Entries from a visual dataset:

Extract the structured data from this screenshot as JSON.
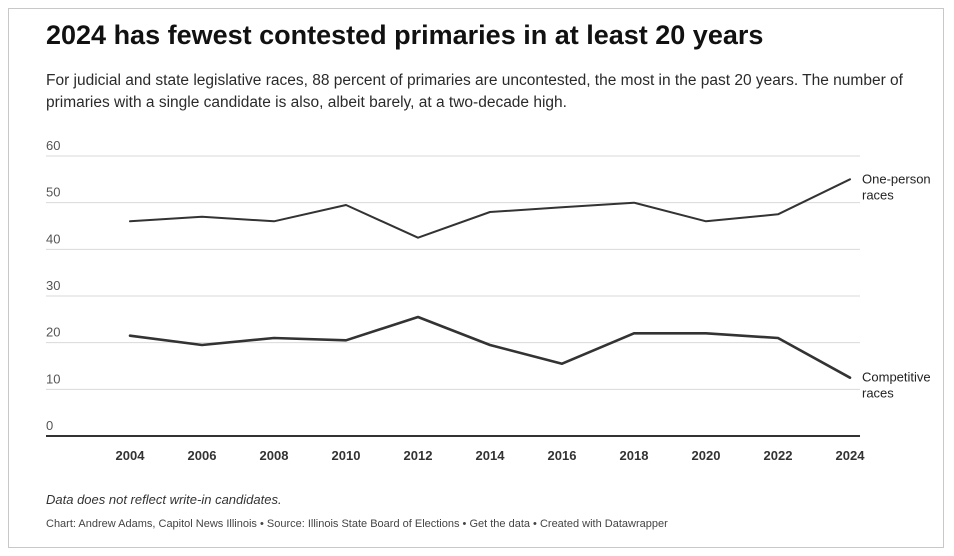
{
  "chart_data": {
    "type": "line",
    "title": "2024 has fewest contested primaries in at least 20 years",
    "subtitle": "For judicial and state legislative races, 88 percent of primaries are uncontested, the most in the past 20 years. The number of primaries with a single candidate is also, albeit barely, at a two-decade high.",
    "x": [
      "2004",
      "2006",
      "2008",
      "2010",
      "2012",
      "2014",
      "2016",
      "2018",
      "2020",
      "2022",
      "2024"
    ],
    "series": [
      {
        "name": "One-person races",
        "label_lines": [
          "One-person",
          "races"
        ],
        "values": [
          46,
          47,
          46,
          49.5,
          42.5,
          48,
          49,
          50,
          46,
          47.5,
          55
        ]
      },
      {
        "name": "Competitive races",
        "label_lines": [
          "Competitive",
          "races"
        ],
        "values": [
          21.5,
          19.5,
          21,
          20.5,
          25.5,
          19.5,
          15.5,
          22,
          22,
          21,
          12.5
        ]
      }
    ],
    "y_ticks": [
      "60",
      "50",
      "40",
      "30",
      "20",
      "10",
      "0"
    ],
    "ylim": [
      0,
      60
    ],
    "xlabel": "",
    "ylabel": "",
    "grid": true,
    "line_color": "#333333",
    "grid_color": "#d9d9d9",
    "axis_color": "#333333"
  },
  "note": "Data does not reflect write-in candidates.",
  "footer": "Chart: Andrew Adams, Capitol News Illinois • Source: Illinois State Board of Elections • Get the data • Created with Datawrapper"
}
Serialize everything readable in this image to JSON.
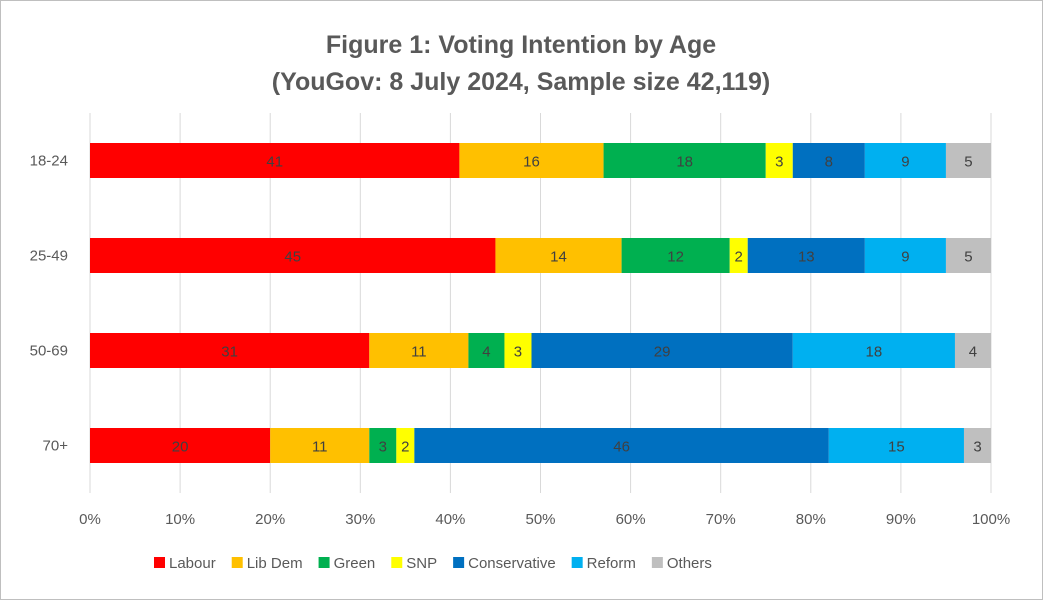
{
  "chart_data": {
    "type": "bar",
    "orientation": "horizontal",
    "stacked": "100%",
    "title": "Figure 1: Voting Intention by Age",
    "subtitle": "(YouGov: 8 July 2024, Sample size 42,119)",
    "categories": [
      "18-24",
      "25-49",
      "50-69",
      "70+"
    ],
    "series": [
      {
        "name": "Labour",
        "color": "#ff0000",
        "values": [
          41,
          45,
          31,
          20
        ]
      },
      {
        "name": "Lib Dem",
        "color": "#ffc000",
        "values": [
          16,
          14,
          11,
          11
        ]
      },
      {
        "name": "Green",
        "color": "#00b050",
        "values": [
          18,
          12,
          4,
          3
        ]
      },
      {
        "name": "SNP",
        "color": "#ffff00",
        "values": [
          3,
          2,
          3,
          2
        ]
      },
      {
        "name": "Conservative",
        "color": "#0070c0",
        "values": [
          8,
          13,
          29,
          46
        ]
      },
      {
        "name": "Reform",
        "color": "#00b0f0",
        "values": [
          9,
          9,
          18,
          15
        ]
      },
      {
        "name": "Others",
        "color": "#bfbfbf",
        "values": [
          5,
          5,
          4,
          3
        ]
      }
    ],
    "xlim": [
      0,
      100
    ],
    "xticks": [
      "0%",
      "10%",
      "20%",
      "30%",
      "40%",
      "50%",
      "60%",
      "70%",
      "80%",
      "90%",
      "100%"
    ],
    "grid": true,
    "legend": "bottom",
    "data_labels": true
  }
}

**WORK TO DO**
Copy all the entries word for word. Omit any pictures.

**RESULT OF THE EXERCISE**
Extract the structured data from this screenshot as JSON.
{
  "chart_data": {
    "type": "line",
    "title": "2024 has fewest contested primaries in at least 20 years",
    "subtitle": "For judicial and state legislative races, 88 percent of primaries are uncontested, the most in the past 20 years. The number of primaries with a single candidate is also, albeit barely, at a two-decade high.",
    "x": [
      "2004",
      "2006",
      "2008",
      "2010",
      "2012",
      "2014",
      "2016",
      "2018",
      "2020",
      "2022",
      "2024"
    ],
    "series": [
      {
        "name": "One-person races",
        "label_lines": [
          "One-person",
          "races"
        ],
        "values": [
          46,
          47,
          46,
          49.5,
          42.5,
          48,
          49,
          50,
          46,
          47.5,
          55
        ]
      },
      {
        "name": "Competitive races",
        "label_lines": [
          "Competitive",
          "races"
        ],
        "values": [
          21.5,
          19.5,
          21,
          20.5,
          25.5,
          19.5,
          15.5,
          22,
          22,
          21,
          12.5
        ]
      }
    ],
    "y_ticks": [
      "60",
      "50",
      "40",
      "30",
      "20",
      "10",
      "0"
    ],
    "ylim": [
      0,
      60
    ],
    "xlabel": "",
    "ylabel": "",
    "grid": true,
    "line_color": "#333333",
    "grid_color": "#d9d9d9",
    "axis_color": "#333333"
  },
  "note": "Data does not reflect write-in candidates.",
  "footer": "Chart: Andrew Adams, Capitol News Illinois • Source: Illinois State Board of Elections • Get the data • Created with Datawrapper"
}
Serialize everything readable in this image to JSON.
{
  "chart_data": {
    "type": "bar",
    "orientation": "horizontal",
    "stacked": "100%",
    "title": "Figure 1: Voting Intention by Age",
    "subtitle": "(YouGov: 8 July 2024, Sample size 42,119)",
    "categories": [
      "18-24",
      "25-49",
      "50-69",
      "70+"
    ],
    "series": [
      {
        "name": "Labour",
        "color": "#ff0000",
        "values": [
          41,
          45,
          31,
          20
        ]
      },
      {
        "name": "Lib Dem",
        "color": "#ffc000",
        "values": [
          16,
          14,
          11,
          11
        ]
      },
      {
        "name": "Green",
        "color": "#00b050",
        "values": [
          18,
          12,
          4,
          3
        ]
      },
      {
        "name": "SNP",
        "color": "#ffff00",
        "values": [
          3,
          2,
          3,
          2
        ]
      },
      {
        "name": "Conservative",
        "color": "#0070c0",
        "values": [
          8,
          13,
          29,
          46
        ]
      },
      {
        "name": "Reform",
        "color": "#00b0f0",
        "values": [
          9,
          9,
          18,
          15
        ]
      },
      {
        "name": "Others",
        "color": "#bfbfbf",
        "values": [
          5,
          5,
          4,
          3
        ]
      }
    ],
    "xlim": [
      0,
      100
    ],
    "xticks": [
      "0%",
      "10%",
      "20%",
      "30%",
      "40%",
      "50%",
      "60%",
      "70%",
      "80%",
      "90%",
      "100%"
    ],
    "grid": true,
    "legend": "bottom",
    "data_labels": true
  }
}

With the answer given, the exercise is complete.